■ Written task
Restate all of the entries exactly, dropping any pictures they hold.

*** Data excerpts

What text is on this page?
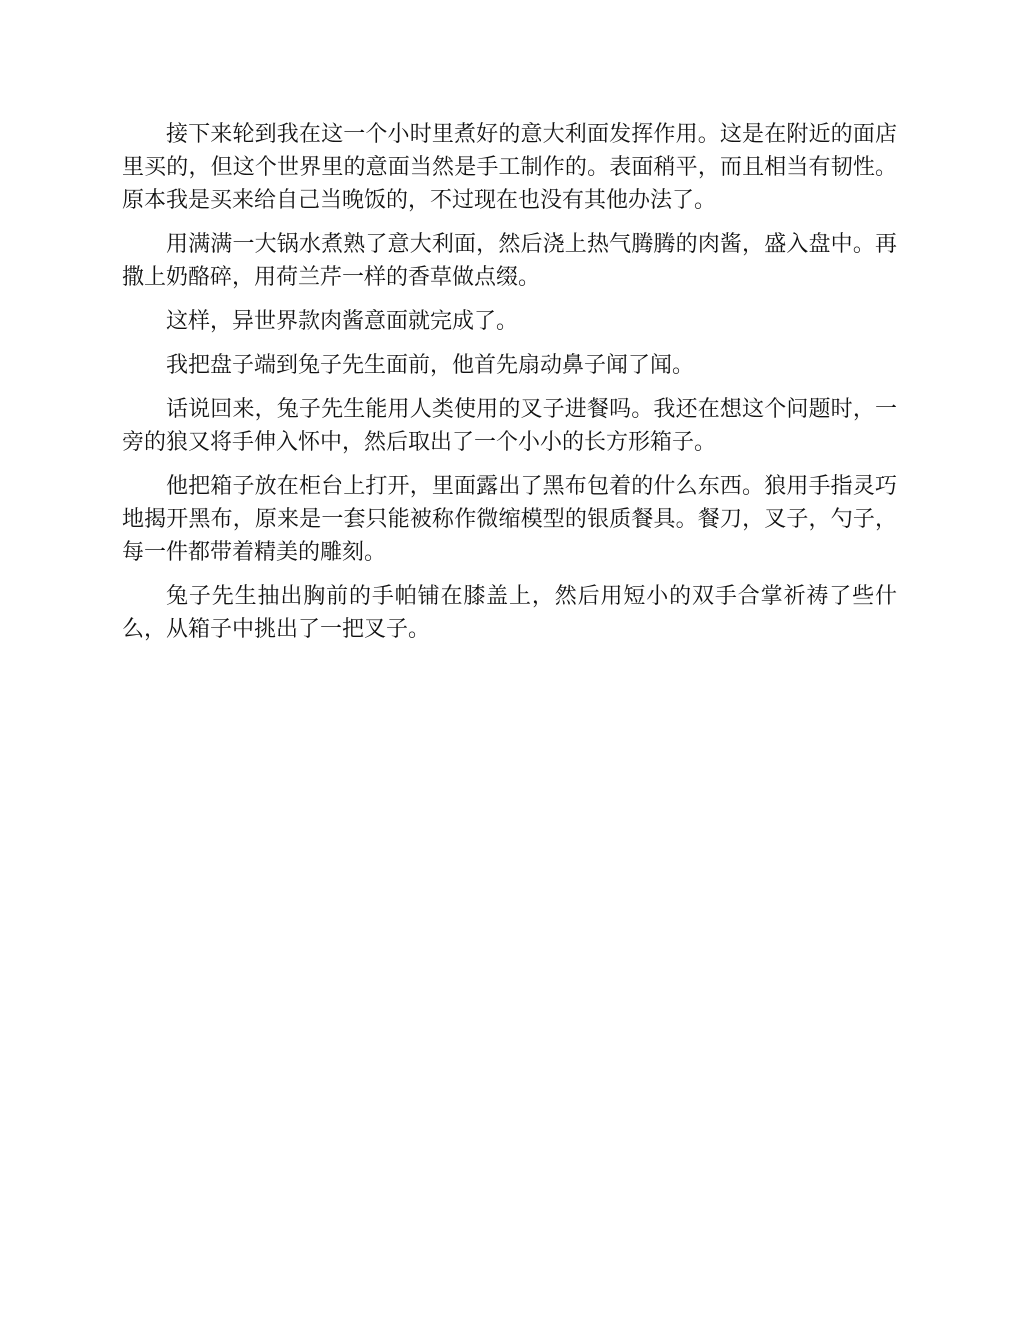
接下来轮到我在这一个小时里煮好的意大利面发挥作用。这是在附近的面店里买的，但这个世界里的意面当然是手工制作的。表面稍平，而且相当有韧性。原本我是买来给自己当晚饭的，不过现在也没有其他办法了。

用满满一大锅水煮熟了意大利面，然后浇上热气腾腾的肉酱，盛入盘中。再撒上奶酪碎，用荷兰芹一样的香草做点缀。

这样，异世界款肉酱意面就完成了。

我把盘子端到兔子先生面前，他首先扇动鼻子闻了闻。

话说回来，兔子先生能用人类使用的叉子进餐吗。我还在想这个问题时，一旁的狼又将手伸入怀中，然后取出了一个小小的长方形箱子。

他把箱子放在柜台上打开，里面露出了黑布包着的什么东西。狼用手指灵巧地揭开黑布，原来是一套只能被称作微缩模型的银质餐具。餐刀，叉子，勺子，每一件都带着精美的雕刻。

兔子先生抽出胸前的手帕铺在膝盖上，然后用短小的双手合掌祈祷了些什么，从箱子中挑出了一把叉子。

******

■ Correct result
What text is on this page?
接下来轮到我在这一个小时里煮好的意大利面发挥作用。这是在附近的面店里买的，但这个世界里的意面当然是手工制作的。表面稍平，而且相当有韧性。原本我是买来给自己当晚饭的，不过现在也没有其他办法了。

用满满一大锅水煮熟了意大利面，然后浇上热气腾腾的肉酱，盛入盘中。再撒上奶酪碎，用荷兰芹一样的香草做点缀。

这样，异世界款肉酱意面就完成了。

我把盘子端到兔子先生面前，他首先扇动鼻子闻了闻。

话说回来，兔子先生能用人类使用的叉子进餐吗。我还在想这个问题时，一旁的狼又将手伸入怀中，然后取出了一个小小的长方形箱子。

他把箱子放在柜台上打开，里面露出了黑布包着的什么东西。狼用手指灵巧地揭开黑布，原来是一套只能被称作微缩模型的银质餐具。餐刀，叉子，勺子，每一件都带着精美的雕刻。

兔子先生抽出胸前的手帕铺在膝盖上，然后用短小的双手合掌祈祷了些什么，从箱子中挑出了一把叉子。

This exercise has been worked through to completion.